§ **The problem**
Transcribe every line of the rows below without any changes.

§ **Recorded data**
-- -- --
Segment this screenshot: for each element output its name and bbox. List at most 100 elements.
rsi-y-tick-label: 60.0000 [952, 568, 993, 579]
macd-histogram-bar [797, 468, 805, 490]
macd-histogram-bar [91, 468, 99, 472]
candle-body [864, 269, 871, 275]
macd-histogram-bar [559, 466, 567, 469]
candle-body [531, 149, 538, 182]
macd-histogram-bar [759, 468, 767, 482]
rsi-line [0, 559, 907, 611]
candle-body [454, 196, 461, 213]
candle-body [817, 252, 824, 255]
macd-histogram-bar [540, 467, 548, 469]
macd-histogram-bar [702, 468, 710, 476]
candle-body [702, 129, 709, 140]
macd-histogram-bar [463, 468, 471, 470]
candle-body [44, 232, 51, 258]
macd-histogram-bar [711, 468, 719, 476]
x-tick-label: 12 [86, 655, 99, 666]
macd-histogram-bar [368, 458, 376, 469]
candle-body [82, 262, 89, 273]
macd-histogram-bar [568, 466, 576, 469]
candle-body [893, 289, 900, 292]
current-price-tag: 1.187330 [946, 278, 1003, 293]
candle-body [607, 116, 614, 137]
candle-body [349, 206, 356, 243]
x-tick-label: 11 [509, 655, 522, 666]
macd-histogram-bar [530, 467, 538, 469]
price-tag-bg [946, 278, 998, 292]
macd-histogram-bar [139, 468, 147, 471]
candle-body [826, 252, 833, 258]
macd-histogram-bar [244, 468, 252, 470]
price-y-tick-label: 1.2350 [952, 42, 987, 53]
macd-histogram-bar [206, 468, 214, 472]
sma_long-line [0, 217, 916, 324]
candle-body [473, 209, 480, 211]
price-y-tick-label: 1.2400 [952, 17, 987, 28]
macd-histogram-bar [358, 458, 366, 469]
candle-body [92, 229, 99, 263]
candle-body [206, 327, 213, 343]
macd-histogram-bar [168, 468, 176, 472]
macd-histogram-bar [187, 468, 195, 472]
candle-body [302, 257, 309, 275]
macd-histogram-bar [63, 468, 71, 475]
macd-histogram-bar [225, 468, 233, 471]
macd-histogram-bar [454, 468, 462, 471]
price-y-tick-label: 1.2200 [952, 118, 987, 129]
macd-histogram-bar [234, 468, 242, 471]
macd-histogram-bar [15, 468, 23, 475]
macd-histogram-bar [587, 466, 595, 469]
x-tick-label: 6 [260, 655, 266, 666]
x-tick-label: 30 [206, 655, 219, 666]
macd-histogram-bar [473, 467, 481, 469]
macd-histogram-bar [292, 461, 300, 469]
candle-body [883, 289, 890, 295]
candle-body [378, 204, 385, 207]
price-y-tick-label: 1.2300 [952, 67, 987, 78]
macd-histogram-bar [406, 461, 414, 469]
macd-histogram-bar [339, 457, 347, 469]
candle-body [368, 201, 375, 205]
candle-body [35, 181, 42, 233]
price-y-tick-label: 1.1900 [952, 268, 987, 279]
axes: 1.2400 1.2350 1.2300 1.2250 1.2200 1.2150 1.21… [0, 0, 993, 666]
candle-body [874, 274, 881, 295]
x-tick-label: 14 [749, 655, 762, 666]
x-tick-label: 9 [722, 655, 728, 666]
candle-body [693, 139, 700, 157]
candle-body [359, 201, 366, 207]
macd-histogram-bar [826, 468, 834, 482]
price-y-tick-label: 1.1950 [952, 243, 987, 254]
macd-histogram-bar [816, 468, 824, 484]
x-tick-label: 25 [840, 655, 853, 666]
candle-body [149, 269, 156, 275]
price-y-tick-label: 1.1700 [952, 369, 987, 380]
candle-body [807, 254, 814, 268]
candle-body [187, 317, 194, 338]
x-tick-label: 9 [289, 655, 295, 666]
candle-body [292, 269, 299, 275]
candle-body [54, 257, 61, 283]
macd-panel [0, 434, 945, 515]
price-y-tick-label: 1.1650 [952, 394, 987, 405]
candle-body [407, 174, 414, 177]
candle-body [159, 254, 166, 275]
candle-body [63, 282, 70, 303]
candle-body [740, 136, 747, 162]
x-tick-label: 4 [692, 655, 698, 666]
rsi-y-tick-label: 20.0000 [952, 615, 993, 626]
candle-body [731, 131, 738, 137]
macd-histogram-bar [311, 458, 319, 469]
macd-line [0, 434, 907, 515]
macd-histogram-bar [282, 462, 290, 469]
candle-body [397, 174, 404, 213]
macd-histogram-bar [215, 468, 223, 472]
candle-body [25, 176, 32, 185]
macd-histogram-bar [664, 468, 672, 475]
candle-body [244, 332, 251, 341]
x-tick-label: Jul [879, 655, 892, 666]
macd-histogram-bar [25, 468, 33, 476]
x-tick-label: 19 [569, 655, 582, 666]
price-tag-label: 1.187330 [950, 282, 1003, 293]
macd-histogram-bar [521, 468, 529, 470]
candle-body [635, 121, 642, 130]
-- -- --
§ **Answer to this problem**
Segment this screenshot: for each element output its name and bbox. List at most 100 elements.
rsi-y-tick-label: 60.0000 [952, 568, 993, 579]
macd-histogram-bar [797, 468, 805, 490]
macd-histogram-bar [91, 468, 99, 472]
candle-body [864, 269, 871, 275]
macd-histogram-bar [559, 466, 567, 469]
candle-body [531, 149, 538, 182]
macd-histogram-bar [759, 468, 767, 482]
rsi-line [0, 559, 907, 611]
candle-body [454, 196, 461, 213]
candle-body [817, 252, 824, 255]
macd-histogram-bar [540, 467, 548, 469]
macd-histogram-bar [702, 468, 710, 476]
candle-body [702, 129, 709, 140]
macd-histogram-bar [463, 468, 471, 470]
candle-body [44, 232, 51, 258]
macd-histogram-bar [711, 468, 719, 476]
x-tick-label: 12 [86, 655, 99, 666]
macd-histogram-bar [368, 458, 376, 469]
candle-body [82, 262, 89, 273]
macd-histogram-bar [568, 466, 576, 469]
candle-body [893, 289, 900, 292]
current-price-tag: 1.187330 [946, 278, 1003, 293]
candle-body [607, 116, 614, 137]
candle-body [349, 206, 356, 243]
x-tick-label: 11 [509, 655, 522, 666]
macd-histogram-bar [530, 467, 538, 469]
price-tag-bg [946, 278, 998, 292]
macd-histogram-bar [139, 468, 147, 471]
candle-body [826, 252, 833, 258]
macd-histogram-bar [244, 468, 252, 470]
price-y-tick-label: 1.2350 [952, 42, 987, 53]
macd-histogram-bar [206, 468, 214, 472]
sma_long-line [0, 217, 916, 324]
candle-body [473, 209, 480, 211]
price-y-tick-label: 1.2400 [952, 17, 987, 28]
macd-histogram-bar [358, 458, 366, 469]
candle-body [92, 229, 99, 263]
candle-body [206, 327, 213, 343]
macd-histogram-bar [168, 468, 176, 472]
macd-histogram-bar [187, 468, 195, 472]
candle-body [302, 257, 309, 275]
macd-histogram-bar [63, 468, 71, 475]
macd-histogram-bar [225, 468, 233, 471]
macd-histogram-bar [454, 468, 462, 471]
price-y-tick-label: 1.2200 [952, 118, 987, 129]
macd-histogram-bar [234, 468, 242, 471]
macd-histogram-bar [15, 468, 23, 475]
macd-histogram-bar [587, 466, 595, 469]
x-tick-label: 6 [260, 655, 266, 666]
x-tick-label: 30 [206, 655, 219, 666]
macd-histogram-bar [473, 467, 481, 469]
macd-histogram-bar [292, 461, 300, 469]
candle-body [883, 289, 890, 295]
candle-body [378, 204, 385, 207]
price-y-tick-label: 1.2300 [952, 67, 987, 78]
macd-histogram-bar [406, 461, 414, 469]
macd-histogram-bar [339, 457, 347, 469]
candle-body [368, 201, 375, 205]
candle-body [35, 181, 42, 233]
price-y-tick-label: 1.1900 [952, 268, 987, 279]
axes: 1.2400 1.2350 1.2300 1.2250 1.2200 1.2150 1.21… [0, 0, 993, 666]
candle-body [874, 274, 881, 295]
x-tick-label: 14 [749, 655, 762, 666]
x-tick-label: 9 [722, 655, 728, 666]
candle-body [693, 139, 700, 157]
candle-body [359, 201, 366, 207]
macd-histogram-bar [826, 468, 834, 482]
price-y-tick-label: 1.1950 [952, 243, 987, 254]
macd-histogram-bar [816, 468, 824, 484]
x-tick-label: 25 [840, 655, 853, 666]
candle-body [149, 269, 156, 275]
price-y-tick-label: 1.1700 [952, 369, 987, 380]
candle-body [807, 254, 814, 268]
candle-body [187, 317, 194, 338]
x-tick-label: 9 [289, 655, 295, 666]
candle-body [292, 269, 299, 275]
candle-body [54, 257, 61, 283]
macd-panel [0, 434, 945, 515]
price-y-tick-label: 1.1650 [952, 394, 987, 405]
candle-body [407, 174, 414, 177]
candle-body [159, 254, 166, 275]
candle-body [63, 282, 70, 303]
candle-body [740, 136, 747, 162]
x-tick-label: 4 [692, 655, 698, 666]
rsi-y-tick-label: 20.0000 [952, 615, 993, 626]
candle-body [731, 131, 738, 137]
macd-histogram-bar [311, 458, 319, 469]
macd-line [0, 434, 907, 515]
macd-histogram-bar [282, 462, 290, 469]
candle-body [397, 174, 404, 213]
macd-histogram-bar [215, 468, 223, 472]
candle-body [25, 176, 32, 185]
macd-histogram-bar [664, 468, 672, 475]
candle-body [244, 332, 251, 341]
x-tick-label: Jul [879, 655, 892, 666]
macd-histogram-bar [25, 468, 33, 476]
x-tick-label: 19 [569, 655, 582, 666]
price-tag-label: 1.187330 [950, 282, 1003, 293]
macd-histogram-bar [521, 468, 529, 470]
candle-body [635, 121, 642, 130]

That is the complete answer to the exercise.